[Items listed in a dataset]
◇ ◇ ◇

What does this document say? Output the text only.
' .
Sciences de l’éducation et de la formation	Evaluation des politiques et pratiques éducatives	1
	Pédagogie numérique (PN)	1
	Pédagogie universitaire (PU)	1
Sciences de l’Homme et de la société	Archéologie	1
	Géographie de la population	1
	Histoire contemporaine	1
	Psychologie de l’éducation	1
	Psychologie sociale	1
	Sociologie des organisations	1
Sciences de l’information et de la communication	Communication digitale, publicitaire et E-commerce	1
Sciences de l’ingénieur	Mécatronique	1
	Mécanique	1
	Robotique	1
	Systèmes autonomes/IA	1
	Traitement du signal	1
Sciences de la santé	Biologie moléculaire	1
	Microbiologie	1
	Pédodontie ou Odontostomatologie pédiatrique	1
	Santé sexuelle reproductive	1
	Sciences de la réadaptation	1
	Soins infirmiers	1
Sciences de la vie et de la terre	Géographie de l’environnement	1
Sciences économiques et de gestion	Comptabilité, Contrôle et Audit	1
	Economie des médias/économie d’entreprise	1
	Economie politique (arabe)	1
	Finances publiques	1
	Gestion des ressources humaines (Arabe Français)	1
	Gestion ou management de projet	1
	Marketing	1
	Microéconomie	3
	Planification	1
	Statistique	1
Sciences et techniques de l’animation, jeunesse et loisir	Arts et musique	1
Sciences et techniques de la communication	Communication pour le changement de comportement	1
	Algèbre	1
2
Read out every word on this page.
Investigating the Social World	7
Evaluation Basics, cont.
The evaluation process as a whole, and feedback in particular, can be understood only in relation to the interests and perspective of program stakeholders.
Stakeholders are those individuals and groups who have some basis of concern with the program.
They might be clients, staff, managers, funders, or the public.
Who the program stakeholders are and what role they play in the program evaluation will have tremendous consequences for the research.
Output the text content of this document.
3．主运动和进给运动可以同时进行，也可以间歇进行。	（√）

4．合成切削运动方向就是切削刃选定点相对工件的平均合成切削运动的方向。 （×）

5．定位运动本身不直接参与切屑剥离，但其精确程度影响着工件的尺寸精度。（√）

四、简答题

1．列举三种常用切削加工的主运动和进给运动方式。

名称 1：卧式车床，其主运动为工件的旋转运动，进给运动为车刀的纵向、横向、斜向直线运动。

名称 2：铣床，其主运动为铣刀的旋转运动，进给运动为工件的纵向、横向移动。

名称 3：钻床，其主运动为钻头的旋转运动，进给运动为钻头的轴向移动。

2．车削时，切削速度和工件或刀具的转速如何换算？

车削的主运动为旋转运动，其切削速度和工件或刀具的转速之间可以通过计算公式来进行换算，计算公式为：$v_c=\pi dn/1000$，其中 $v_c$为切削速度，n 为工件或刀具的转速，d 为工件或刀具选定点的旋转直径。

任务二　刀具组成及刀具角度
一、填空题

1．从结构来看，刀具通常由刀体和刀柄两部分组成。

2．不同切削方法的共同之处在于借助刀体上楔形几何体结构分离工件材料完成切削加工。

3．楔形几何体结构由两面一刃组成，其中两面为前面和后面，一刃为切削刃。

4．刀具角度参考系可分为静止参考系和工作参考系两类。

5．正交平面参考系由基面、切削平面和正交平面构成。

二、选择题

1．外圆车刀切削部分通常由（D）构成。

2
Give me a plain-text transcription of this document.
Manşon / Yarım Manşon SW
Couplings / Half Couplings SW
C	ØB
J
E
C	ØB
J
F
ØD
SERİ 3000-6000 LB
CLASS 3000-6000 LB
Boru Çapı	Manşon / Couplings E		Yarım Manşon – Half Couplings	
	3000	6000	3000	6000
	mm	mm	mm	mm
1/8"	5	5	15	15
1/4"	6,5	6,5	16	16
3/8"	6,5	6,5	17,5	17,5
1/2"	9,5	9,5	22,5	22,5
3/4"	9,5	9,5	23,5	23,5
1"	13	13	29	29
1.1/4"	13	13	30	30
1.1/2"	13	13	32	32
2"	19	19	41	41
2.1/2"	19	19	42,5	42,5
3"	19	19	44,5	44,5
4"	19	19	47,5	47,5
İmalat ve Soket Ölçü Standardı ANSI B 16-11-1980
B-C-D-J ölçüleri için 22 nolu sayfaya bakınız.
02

◇ ◇ ◇

§ **What you should do**
Return the lines above, from the one containing "Give me a plain-text" to the end, exactly as they stand.

§ **Solution to this task**
Give me a plain-text transcription of this document.
Manşon / Yarım Manşon SW
Couplings / Half Couplings SW
C	ØB
J
E
C	ØB
J
F
ØD
SERİ 3000-6000 LB
CLASS 3000-6000 LB
Boru Çapı	Manşon / Couplings E		Yarım Manşon – Half Couplings	
	3000	6000	3000	6000
	mm	mm	mm	mm
1/8"	5	5	15	15
1/4"	6,5	6,5	16	16
3/8"	6,5	6,5	17,5	17,5
1/2"	9,5	9,5	22,5	22,5
3/4"	9,5	9,5	23,5	23,5
1"	13	13	29	29
1.1/4"	13	13	30	30
1.1/2"	13	13	32	32
2"	19	19	41	41
2.1/2"	19	19	42,5	42,5
3"	19	19	44,5	44,5
4"	19	19	47,5	47,5
İmalat ve Soket Ölçü Standardı ANSI B 16-11-1980
B-C-D-J ölçüleri için 22 nolu sayfaya bakınız.
02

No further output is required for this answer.